Activity: Produce a copy of every line in the records that holds the string "title".
Segment Open
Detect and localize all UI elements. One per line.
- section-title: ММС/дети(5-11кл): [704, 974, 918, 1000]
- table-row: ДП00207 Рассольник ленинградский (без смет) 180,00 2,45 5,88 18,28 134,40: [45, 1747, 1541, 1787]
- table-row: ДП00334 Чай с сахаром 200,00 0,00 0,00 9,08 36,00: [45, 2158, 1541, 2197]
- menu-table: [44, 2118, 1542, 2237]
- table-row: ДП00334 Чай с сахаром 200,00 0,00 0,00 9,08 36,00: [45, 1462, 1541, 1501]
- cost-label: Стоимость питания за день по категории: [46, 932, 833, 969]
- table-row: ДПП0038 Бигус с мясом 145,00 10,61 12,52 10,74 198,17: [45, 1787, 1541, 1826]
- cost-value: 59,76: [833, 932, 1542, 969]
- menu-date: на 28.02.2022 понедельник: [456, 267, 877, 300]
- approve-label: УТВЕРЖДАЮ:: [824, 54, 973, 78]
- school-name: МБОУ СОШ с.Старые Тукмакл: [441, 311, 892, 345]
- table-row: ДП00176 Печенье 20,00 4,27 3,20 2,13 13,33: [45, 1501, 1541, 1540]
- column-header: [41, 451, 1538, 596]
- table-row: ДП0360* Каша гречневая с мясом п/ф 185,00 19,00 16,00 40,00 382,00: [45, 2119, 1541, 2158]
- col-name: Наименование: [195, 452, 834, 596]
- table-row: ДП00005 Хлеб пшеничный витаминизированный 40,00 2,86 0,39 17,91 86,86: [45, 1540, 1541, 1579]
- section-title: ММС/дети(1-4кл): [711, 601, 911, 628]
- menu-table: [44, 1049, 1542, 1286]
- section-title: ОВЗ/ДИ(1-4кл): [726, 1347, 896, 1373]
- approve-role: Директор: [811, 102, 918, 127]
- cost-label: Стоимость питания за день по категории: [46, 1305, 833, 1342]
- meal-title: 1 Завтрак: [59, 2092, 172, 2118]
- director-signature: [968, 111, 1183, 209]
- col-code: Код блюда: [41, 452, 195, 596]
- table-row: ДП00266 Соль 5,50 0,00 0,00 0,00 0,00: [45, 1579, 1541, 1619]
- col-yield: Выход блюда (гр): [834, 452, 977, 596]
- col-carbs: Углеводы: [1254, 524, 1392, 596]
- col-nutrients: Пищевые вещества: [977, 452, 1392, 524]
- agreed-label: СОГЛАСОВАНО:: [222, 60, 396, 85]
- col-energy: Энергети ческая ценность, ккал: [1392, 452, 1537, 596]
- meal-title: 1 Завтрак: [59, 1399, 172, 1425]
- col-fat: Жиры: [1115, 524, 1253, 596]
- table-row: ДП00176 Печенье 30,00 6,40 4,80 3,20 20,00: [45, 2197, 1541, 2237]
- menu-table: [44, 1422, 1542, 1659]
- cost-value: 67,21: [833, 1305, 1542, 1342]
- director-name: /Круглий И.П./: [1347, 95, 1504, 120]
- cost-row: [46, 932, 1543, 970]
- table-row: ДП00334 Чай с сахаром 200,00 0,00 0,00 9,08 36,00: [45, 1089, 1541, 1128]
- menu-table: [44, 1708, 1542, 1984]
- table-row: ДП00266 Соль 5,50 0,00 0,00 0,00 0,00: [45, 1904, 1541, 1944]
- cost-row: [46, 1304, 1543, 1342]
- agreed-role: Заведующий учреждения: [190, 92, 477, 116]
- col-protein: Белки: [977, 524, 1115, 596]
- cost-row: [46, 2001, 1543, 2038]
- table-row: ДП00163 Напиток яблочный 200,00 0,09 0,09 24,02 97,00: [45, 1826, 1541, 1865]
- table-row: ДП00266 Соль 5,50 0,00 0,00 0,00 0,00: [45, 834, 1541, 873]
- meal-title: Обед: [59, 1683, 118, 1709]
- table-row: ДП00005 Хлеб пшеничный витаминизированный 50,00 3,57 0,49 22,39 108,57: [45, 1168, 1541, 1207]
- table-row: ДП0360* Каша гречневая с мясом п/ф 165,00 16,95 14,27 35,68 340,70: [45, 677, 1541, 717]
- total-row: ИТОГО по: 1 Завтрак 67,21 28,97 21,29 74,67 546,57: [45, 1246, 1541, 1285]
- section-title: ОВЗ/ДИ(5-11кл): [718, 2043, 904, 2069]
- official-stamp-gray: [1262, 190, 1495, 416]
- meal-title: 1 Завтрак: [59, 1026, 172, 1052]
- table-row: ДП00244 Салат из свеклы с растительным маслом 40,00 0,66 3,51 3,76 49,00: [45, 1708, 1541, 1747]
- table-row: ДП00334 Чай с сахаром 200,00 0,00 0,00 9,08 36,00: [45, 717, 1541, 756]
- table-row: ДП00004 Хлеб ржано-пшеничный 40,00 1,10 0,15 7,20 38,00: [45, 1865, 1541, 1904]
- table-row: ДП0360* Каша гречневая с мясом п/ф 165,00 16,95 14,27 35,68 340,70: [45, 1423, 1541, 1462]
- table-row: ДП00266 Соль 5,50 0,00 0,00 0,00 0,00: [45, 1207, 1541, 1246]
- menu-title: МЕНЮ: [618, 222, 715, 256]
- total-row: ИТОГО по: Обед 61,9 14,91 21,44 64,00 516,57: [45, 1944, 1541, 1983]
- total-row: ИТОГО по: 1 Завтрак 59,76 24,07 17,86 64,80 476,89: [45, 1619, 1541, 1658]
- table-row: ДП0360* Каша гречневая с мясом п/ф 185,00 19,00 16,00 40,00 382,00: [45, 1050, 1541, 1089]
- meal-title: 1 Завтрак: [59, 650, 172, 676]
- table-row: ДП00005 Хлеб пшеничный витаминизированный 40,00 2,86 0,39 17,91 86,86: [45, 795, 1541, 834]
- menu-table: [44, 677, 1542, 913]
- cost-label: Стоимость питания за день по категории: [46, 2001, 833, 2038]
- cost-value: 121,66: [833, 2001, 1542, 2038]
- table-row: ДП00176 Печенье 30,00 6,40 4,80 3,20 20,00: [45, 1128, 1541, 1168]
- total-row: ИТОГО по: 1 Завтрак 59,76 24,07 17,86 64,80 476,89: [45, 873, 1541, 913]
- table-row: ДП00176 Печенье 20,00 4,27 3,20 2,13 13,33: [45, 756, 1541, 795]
Segment Closed
Written reply:
- section-title: ММС/дети(5-11кл): [704, 974, 918, 1000]
- section-title: ММС/дети(1-4кл): [711, 601, 911, 628]
- section-title: ОВЗ/ДИ(1-4кл): [726, 1347, 896, 1373]
- meal-title: 1 Завтрак: [59, 2092, 172, 2118]
- meal-title: 1 Завтрак: [59, 1399, 172, 1425]
- meal-title: Обед: [59, 1683, 118, 1709]
- section-title: ОВЗ/ДИ(5-11кл): [718, 2043, 904, 2069]
- meal-title: 1 Завтрак: [59, 1026, 172, 1052]
- menu-title: МЕНЮ: [618, 222, 715, 256]
- meal-title: 1 Завтрак: [59, 650, 172, 676]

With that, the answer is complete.